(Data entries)
>> Start
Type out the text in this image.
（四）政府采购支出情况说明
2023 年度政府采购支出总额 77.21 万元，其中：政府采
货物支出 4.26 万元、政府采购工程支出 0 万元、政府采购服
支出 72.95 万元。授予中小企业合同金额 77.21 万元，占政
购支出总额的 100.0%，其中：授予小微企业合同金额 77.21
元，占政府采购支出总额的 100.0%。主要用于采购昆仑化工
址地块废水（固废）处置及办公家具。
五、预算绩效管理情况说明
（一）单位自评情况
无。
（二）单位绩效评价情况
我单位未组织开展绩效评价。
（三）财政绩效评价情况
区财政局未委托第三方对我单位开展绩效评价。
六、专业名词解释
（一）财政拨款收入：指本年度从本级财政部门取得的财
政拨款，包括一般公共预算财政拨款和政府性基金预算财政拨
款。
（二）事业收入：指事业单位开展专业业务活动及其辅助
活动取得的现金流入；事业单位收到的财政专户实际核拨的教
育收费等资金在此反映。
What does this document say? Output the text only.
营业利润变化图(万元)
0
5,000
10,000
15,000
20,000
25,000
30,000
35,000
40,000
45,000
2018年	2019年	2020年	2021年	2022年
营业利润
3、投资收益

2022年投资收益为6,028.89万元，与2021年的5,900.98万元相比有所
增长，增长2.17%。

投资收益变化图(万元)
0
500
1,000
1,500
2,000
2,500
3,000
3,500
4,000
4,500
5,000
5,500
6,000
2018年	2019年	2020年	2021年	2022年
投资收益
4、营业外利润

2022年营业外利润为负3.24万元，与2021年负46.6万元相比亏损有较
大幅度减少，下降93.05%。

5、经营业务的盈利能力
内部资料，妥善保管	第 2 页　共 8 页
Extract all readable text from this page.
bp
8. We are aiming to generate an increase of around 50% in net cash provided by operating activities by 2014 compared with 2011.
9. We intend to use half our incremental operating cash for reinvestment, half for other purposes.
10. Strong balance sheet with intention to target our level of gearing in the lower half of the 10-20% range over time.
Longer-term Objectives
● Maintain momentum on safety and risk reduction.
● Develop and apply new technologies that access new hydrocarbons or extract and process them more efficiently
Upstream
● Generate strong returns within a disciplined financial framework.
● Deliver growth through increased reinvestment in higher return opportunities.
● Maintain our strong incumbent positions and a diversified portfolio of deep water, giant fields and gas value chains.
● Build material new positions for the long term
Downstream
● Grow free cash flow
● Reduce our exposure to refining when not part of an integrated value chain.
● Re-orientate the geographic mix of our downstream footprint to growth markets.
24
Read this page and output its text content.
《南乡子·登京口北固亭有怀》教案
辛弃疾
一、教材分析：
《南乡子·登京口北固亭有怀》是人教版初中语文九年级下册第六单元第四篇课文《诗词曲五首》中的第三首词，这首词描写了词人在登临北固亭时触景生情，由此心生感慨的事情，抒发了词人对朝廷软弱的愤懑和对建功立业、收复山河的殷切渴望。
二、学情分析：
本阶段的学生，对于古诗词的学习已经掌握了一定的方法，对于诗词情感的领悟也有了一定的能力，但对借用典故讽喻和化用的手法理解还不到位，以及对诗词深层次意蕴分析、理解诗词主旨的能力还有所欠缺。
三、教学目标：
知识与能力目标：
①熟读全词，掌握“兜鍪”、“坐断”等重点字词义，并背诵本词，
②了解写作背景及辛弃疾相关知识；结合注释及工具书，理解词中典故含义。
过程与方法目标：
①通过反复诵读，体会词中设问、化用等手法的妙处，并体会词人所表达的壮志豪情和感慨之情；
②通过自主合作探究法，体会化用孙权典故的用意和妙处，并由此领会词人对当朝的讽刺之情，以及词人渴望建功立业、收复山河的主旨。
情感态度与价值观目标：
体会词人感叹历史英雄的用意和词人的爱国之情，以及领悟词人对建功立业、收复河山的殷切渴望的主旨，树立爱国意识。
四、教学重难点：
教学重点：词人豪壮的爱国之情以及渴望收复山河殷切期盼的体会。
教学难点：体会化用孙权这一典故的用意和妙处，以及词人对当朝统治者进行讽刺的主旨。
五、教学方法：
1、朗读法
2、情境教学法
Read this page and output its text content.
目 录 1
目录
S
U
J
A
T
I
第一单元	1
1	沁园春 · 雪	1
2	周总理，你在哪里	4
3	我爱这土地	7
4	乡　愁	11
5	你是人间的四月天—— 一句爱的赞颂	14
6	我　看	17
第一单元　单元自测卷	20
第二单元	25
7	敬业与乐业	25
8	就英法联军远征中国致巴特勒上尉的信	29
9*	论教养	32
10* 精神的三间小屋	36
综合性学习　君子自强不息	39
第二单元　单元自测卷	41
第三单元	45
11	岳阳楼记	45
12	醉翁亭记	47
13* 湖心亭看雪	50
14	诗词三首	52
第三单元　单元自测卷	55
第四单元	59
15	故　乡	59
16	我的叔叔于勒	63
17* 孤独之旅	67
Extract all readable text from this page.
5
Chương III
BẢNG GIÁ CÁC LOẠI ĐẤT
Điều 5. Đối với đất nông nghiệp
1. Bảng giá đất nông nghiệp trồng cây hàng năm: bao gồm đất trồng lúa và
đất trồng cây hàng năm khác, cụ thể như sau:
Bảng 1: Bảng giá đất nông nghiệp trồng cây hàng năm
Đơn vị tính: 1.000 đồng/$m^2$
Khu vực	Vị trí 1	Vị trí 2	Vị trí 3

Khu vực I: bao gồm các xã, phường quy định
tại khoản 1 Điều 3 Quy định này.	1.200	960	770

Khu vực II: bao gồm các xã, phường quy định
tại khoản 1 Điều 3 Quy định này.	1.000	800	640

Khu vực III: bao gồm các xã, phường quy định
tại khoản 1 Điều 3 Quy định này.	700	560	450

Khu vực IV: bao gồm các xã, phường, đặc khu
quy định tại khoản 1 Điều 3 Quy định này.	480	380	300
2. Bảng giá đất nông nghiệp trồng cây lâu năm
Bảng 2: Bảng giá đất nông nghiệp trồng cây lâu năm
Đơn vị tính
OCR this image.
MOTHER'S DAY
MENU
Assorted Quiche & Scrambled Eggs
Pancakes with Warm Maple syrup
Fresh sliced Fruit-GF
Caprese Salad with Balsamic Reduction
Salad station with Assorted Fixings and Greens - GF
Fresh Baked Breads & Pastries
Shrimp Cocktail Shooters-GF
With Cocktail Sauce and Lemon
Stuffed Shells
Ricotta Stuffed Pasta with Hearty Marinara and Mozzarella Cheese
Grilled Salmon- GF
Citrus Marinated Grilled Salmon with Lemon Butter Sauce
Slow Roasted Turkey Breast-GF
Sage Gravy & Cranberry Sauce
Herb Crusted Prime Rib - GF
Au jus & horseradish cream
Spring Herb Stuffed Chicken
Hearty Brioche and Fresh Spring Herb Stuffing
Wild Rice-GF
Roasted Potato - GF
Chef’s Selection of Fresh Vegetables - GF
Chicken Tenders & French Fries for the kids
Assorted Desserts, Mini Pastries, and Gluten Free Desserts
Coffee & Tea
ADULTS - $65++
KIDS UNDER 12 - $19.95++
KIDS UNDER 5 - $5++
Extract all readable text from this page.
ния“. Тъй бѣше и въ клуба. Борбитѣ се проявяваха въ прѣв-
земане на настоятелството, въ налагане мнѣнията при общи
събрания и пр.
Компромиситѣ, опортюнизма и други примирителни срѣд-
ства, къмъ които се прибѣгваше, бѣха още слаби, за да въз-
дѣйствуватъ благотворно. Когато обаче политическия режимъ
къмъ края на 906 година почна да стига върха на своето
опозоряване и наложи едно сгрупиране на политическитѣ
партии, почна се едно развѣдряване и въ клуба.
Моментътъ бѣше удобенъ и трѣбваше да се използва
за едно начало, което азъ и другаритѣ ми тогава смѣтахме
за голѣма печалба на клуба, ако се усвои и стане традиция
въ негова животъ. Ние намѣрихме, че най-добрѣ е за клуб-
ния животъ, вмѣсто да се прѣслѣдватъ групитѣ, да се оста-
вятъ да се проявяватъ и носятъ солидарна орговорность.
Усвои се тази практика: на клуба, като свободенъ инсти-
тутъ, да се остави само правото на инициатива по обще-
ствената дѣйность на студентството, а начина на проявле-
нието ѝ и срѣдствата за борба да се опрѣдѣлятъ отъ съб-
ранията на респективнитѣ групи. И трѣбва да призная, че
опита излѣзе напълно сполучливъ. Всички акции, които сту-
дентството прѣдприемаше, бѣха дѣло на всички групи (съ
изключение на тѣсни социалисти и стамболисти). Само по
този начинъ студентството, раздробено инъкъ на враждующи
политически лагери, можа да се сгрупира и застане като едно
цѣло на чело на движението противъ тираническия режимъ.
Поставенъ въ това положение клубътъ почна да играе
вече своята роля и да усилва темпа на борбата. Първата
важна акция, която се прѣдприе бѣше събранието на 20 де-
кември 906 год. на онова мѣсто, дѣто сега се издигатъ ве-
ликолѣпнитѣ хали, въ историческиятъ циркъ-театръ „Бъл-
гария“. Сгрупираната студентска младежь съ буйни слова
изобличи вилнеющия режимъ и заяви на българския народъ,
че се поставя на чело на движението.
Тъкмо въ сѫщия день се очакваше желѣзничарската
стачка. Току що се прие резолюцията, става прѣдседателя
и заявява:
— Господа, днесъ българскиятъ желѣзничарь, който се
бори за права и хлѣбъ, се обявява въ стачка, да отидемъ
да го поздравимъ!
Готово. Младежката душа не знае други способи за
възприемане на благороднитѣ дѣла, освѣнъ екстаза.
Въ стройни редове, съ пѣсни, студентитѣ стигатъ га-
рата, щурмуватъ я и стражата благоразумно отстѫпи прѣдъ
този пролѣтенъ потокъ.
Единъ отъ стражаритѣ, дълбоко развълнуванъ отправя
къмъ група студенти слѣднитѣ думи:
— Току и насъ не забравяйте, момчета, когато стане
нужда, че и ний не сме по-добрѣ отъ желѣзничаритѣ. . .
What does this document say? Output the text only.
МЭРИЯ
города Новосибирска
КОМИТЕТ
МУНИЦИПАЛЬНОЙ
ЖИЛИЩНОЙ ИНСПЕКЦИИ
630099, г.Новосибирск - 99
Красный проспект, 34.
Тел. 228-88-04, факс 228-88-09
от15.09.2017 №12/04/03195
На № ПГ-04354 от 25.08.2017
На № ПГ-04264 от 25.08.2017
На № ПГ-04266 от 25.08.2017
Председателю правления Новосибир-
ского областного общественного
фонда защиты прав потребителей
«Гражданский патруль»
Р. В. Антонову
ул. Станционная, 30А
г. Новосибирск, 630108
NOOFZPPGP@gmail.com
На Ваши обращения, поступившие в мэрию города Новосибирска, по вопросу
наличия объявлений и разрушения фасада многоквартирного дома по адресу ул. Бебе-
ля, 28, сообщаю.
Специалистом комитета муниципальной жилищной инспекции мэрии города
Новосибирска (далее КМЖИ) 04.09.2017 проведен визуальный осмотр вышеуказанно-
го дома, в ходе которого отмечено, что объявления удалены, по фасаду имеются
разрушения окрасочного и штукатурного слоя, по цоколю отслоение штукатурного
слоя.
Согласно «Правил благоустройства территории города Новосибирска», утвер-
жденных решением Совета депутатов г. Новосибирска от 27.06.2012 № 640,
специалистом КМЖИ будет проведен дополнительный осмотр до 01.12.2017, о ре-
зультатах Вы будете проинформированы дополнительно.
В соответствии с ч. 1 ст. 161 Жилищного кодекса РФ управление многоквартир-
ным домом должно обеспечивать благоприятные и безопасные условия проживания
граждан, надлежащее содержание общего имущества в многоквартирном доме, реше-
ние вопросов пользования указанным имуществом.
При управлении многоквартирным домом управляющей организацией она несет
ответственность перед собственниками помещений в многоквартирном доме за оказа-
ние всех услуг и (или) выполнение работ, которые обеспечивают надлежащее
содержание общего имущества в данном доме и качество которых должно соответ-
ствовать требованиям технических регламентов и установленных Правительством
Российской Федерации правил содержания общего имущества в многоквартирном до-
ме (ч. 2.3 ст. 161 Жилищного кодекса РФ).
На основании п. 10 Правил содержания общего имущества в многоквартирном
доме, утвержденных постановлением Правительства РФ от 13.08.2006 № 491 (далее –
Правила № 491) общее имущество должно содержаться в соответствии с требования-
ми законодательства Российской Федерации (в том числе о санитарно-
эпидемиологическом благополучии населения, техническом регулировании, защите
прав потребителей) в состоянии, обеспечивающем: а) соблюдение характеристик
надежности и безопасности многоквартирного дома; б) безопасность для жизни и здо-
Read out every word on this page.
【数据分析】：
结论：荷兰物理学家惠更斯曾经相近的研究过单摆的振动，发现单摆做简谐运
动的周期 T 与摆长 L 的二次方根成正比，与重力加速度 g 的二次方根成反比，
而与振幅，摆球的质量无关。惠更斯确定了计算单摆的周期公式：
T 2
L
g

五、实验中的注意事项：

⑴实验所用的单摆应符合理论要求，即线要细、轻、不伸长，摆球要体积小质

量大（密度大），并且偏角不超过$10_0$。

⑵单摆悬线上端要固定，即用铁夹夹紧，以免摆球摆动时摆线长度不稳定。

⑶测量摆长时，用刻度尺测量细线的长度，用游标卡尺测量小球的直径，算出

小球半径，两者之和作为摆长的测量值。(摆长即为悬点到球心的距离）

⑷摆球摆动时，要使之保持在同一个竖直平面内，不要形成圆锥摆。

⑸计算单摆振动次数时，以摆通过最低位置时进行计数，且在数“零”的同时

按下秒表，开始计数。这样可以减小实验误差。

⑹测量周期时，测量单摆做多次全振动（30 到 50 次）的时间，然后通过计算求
>> End
__Exercise instructions__: Only the lines from the one that contains "Read out every word on this page." to the end of the entries above should be given again, exactly and in full.

__Solution__:
Read out every word on this page.
【数据分析】：
结论：荷兰物理学家惠更斯曾经相近的研究过单摆的振动，发现单摆做简谐运
动的周期 T 与摆长 L 的二次方根成正比，与重力加速度 g 的二次方根成反比，
而与振幅，摆球的质量无关。惠更斯确定了计算单摆的周期公式：
T 2
L
g

五、实验中的注意事项：

⑴实验所用的单摆应符合理论要求，即线要细、轻、不伸长，摆球要体积小质

量大（密度大），并且偏角不超过$10_0$。

⑵单摆悬线上端要固定，即用铁夹夹紧，以免摆球摆动时摆线长度不稳定。

⑶测量摆长时，用刻度尺测量细线的长度，用游标卡尺测量小球的直径，算出

小球半径，两者之和作为摆长的测量值。(摆长即为悬点到球心的距离）

⑷摆球摆动时，要使之保持在同一个竖直平面内，不要形成圆锥摆。

⑸计算单摆振动次数时，以摆通过最低位置时进行计数，且在数“零”的同时

按下秒表，开始计数。这样可以减小实验误差。

⑹测量周期时，测量单摆做多次全振动（30 到 50 次）的时间，然后通过计算求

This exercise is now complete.